Data excerpts

================

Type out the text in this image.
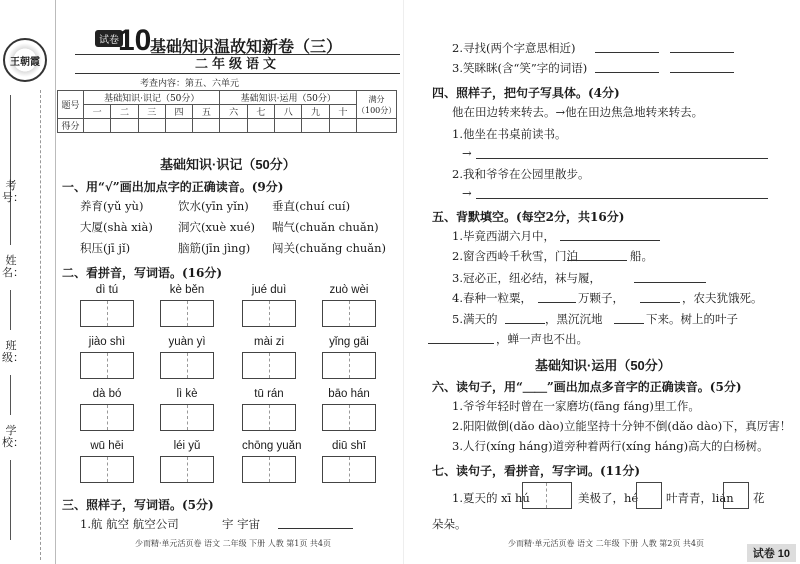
王朝霞
考号：
姓名：
班级：
学校：
试卷 10
基础知识温故知新卷（三）
二年级语文
考查内容：第五、六单元
题号	基础知识·识记（50分）					基础知识·运用（50分）					满分（100分）
	一	二	三	四	五	六	七	八	九	十	
得分											
基础知识·识记（50分）
一、用“√”画出加点字的正确读音。(9分)
养育(yǔ yù)	饮水(yīn yǐn) 垂直(chuí cuí)
大厦(shà xià) 洞穴(xuè xué) 喘气(chuǎn chuǎn)
积压(jī jǐ)	脑筋(jīn jìng) 闯关(chuǎng chuǎn)
二、看拼音，写词语。(16分)
dì tú	kè běn	jué duì	zuò wèi
jiào shì	yuàn yì	mài zi	yǐng gāi
dà bó	lì kè	tū rán	bāo hán
wū hēi	léi yǔ	chōng yuǎn	diū shī
三、照样子，写词语。(5分)
1.航 航空 航空公司	宇 宇宙
少而精·单元活页卷 语文 二年级 下册 人教 第1页 共4页
2.寻找(两个字意思相近)
3.笑眯眯(含“笑”字的词语)
四、照样子，把句子写具体。(4分)
他在田边转来转去。→他在田边焦急地转来转去。
1.他坐在书桌前读书。
→
2.我和爷爷在公园里散步。
→
五、背默填空。(每空2分，共16分)
1.毕竟西湖六月中，
2.窗含西岭千秋雪，门泊	船。
3.冠必正，纽必结，袜与履，
4.春种一粒粟，	万颗子，	，农夫犹饿死。
5.满天的	，黑沉沉地	下来。树上的叶子
，蝉一声也不出。
基础知识·运用（50分）
六、读句子，用“＿＿”画出加点多音字的正确读音。(5分)
1.爷爷年轻时曾在一家磨坊(fāng fáng)里工作。
2.阳阳做倒(dǎo dào)立能坚持十分钟不倒(dǎo dào)下，真厉害！
3.人行(xíng háng)道旁种着两行(xíng háng)高大的白杨树。
七、读句子，看拼音，写字词。(11分)
1.夏天的 xī hú	美极了，hé 叶青青，lián 花
朵朵。
少而精·单元活页卷 语文 二年级 下册 人教 第2页 共4页
试卷 10
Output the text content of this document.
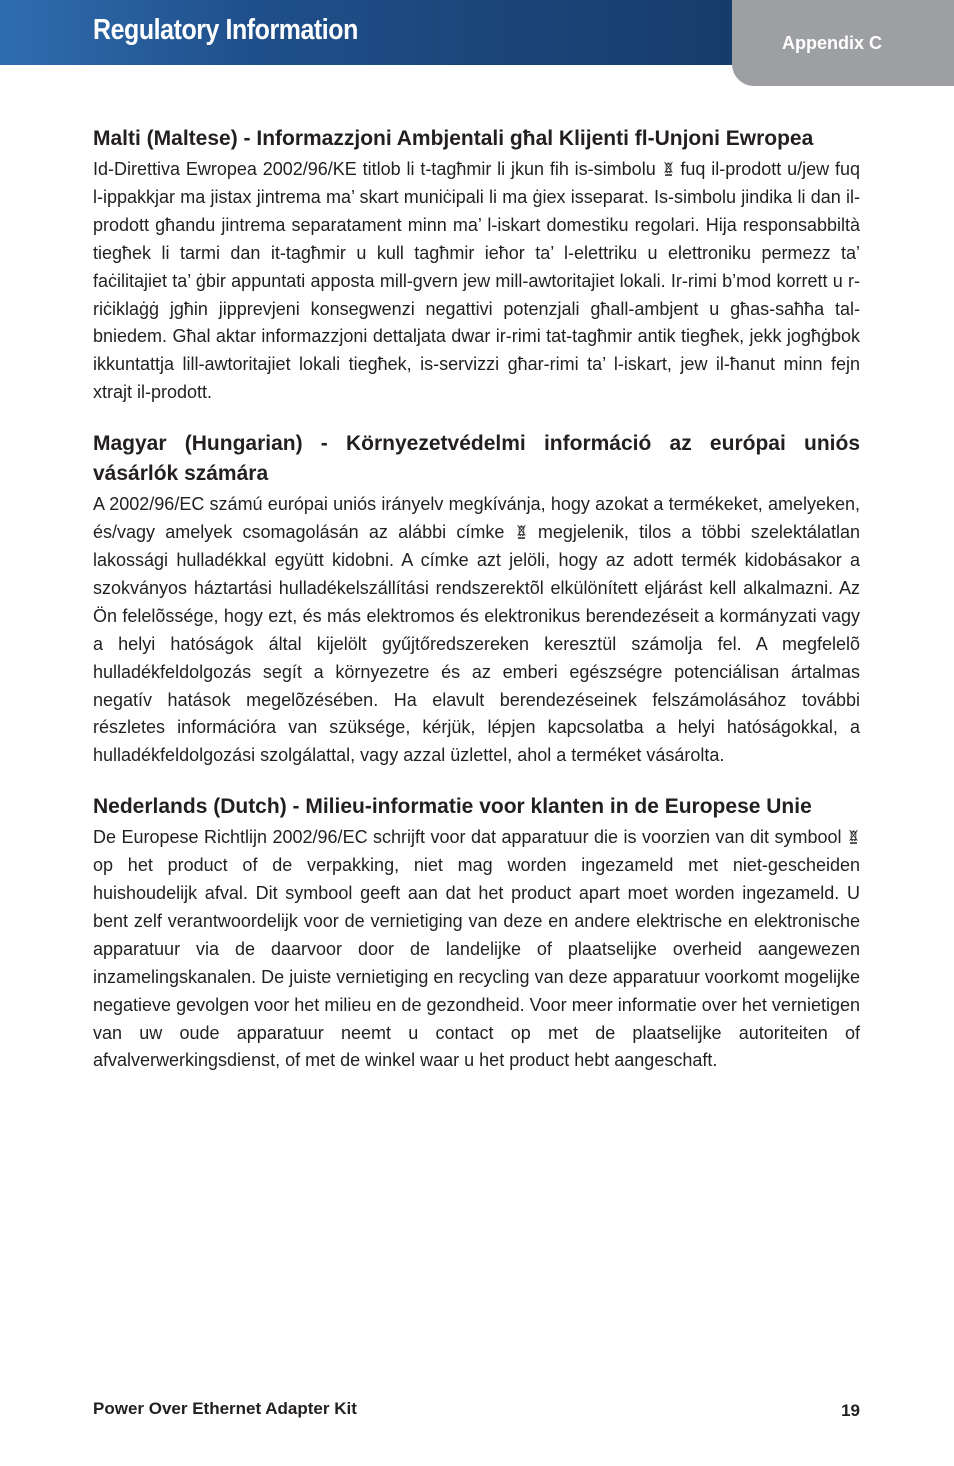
Regulatory Information	Appendix C
Malti (Maltese) - Informazzjoni Ambjentali għal Klijenti fl-Unjoni Ewropea

Id-Direttiva Ewropea 2002/96/KE titlob li t-tagħmir li jkun fih is-simbolu fuq il-prodott u/jew fuq l-ippakkjar ma jistax jintrema ma’ skart muniċipali li ma ġiex isseparat. Is-simbolu jindika li dan il-prodott għandu jintrema separatament minn ma’ l-iskart domestiku regolari. Hija responsabbiltà tiegħek li tarmi dan it-tagħmir u kull tagħmir ieħor ta’ l-elettriku u elettroniku permezz ta’ faċilitajiet ta’ ġbir appuntati apposta mill-gvern jew mill-awtoritajiet lokali. Ir-rimi b’mod korrett u r-riċiklaġġ jgħin jipprevjeni konsegwenzi negattivi potenzjali għall-ambjent u għas-saħħa tal-bniedem. Għal aktar informazzjoni dettaljata dwar ir-rimi tat-tagħmir antik tiegħek, jekk jogħġbok ikkuntattja lill-awtoritajiet lokali tiegħek, is-servizzi għar-rimi ta’ l-iskart, jew il-ħanut minn fejn xtrajt il-prodott.

Magyar (Hungarian) - Környezetvédelmi információ az európai uniós vásárlók számára

A 2002/96/EC számú európai uniós irányelv megkívánja, hogy azokat a termékeket, amelyeken, és/vagy amelyek csomagolásán az alábbi címke megjelenik, tilos a többi szelektálatlan lakossági hulladékkal együtt kidobni. A címke azt jelöli, hogy az adott termék kidobásakor a szokványos háztartási hulladékelszállítási rendszerektõl elkülönített eljárást kell alkalmazni. Az Ön felelõssége, hogy ezt, és más elektromos és elektronikus berendezéseit a kormányzati vagy a helyi hatóságok által kijelölt gyűjtőredszereken keresztül számolja fel. A megfelelõ hulladékfeldolgozás segít a környezetre és az emberi egészségre potenciálisan ártalmas negatív hatások megelõzésében. Ha elavult berendezéseinek felszámolásához további részletes információra van szüksége, kérjük, lépjen kapcsolatba a helyi hatóságokkal, a hulladékfeldolgozási szolgálattal, vagy azzal üzlettel, ahol a terméket vásárolta.

Nederlands (Dutch) - Milieu-informatie voor klanten in de Europese Unie

De Europese Richtlijn 2002/96/EC schrijft voor dat apparatuur die is voorzien van dit symbool
op het product of de verpakking, niet mag worden ingezameld met niet-gescheiden huishoudelijk afval. Dit symbool geeft aan dat het product apart moet worden ingezameld. U bent zelf verantwoordelijk voor de vernietiging van deze en andere elektrische en elektronische apparatuur via de daarvoor door de landelijke of plaatselijke overheid aangewezen inzamelingskanalen. De juiste vernietiging en recycling van deze apparatuur voorkomt mogelijke negatieve gevolgen voor het milieu en de gezondheid. Voor meer informatie over het vernietigen van uw oude apparatuur neemt u contact op met de plaatselijke autoriteiten of afvalverwerkingsdienst, of met de winkel waar u het product hebt aangeschaft.

Power Over Ethernet Adapter Kit	19
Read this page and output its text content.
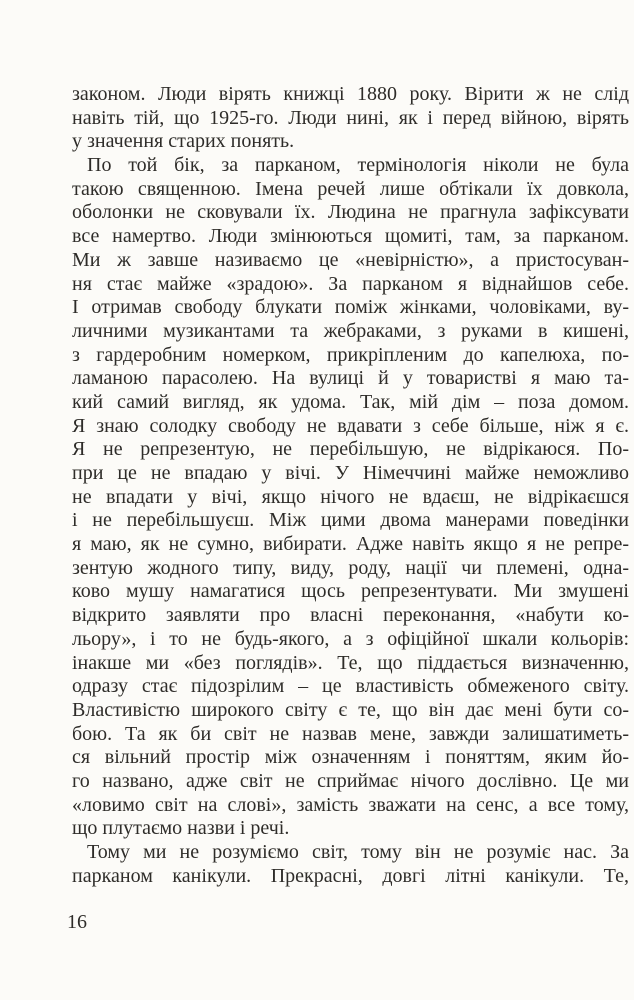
законом. Люди вірять книжці 1880 року. Вірити ж не слід
навіть тій, що 1925-го. Люди нині, як і перед війною, вірять
у значення старих понять.
По той бік, за парканом, термінологія ніколи не була
такою священною. Імена речей лише обтікали їх довкола,
оболонки не сковували їх. Людина не прагнула зафіксувати
все намертво. Люди змінюються щомиті, там, за парканом.
Ми ж завше називаємо це «невірністю», а пристосуван-
ня стає майже «зрадою». За парканом я віднайшов себе.
І отримав свободу блукати поміж жінками, чоловіками, ву-
личними музикантами та жебраками, з руками в кишені,
з гардеробним номерком, прикріпленим до капелюха, по-
ламаною парасолею. На вулиці й у товаристві я маю та-
кий самий вигляд, як удома. Так, мій дім – поза домом.
Я знаю солодку свободу не вдавати з себе більше, ніж я є.
Я не репрезентую, не перебільшую, не відрікаюся. По-
при це не впадаю у вічі. У Німеччині майже неможливо
не впадати у вічі, якщо нічого не вдаєш, не відрікаєшся
і не перебільшуєш. Між цими двома манерами поведінки
я маю, як не сумно, вибирати. Адже навіть якщо я не репре-
зентую жодного типу, виду, роду, нації чи племені, одна-
ково мушу намагатися щось репрезентувати. Ми змушені
відкрито заявляти про власні переконання, «набути ко-
льору», і то не будь-якого, а з офіційної шкали кольорів:
інакше ми «без поглядів». Те, що піддається визначенню,
одразу стає підозрілим – це властивість обмеженого світу.
Властивістю широкого світу є те, що він дає мені бути со-
бою. Та як би світ не назвав мене, завжди залишатиметь-
ся вільний простір між означенням і поняттям, яким йо-
го названо, адже світ не сприймає нічого дослівно. Це ми
«ловимо світ на слові», замість зважати на сенс, а все тому,
що плутаємо назви і речі.
Тому ми не розуміємо світ, тому він не розуміє нас. За
парканом канікули. Прекрасні, довгі літні канікули. Те,
16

================

### Problem to work on
Which lines contain the word "свободу"? Copy each of them.

### Reply
І отримав свободу блукати поміж жінками, чоловіками, ву-
Я знаю солодку свободу не вдавати з себе більше, ніж я є.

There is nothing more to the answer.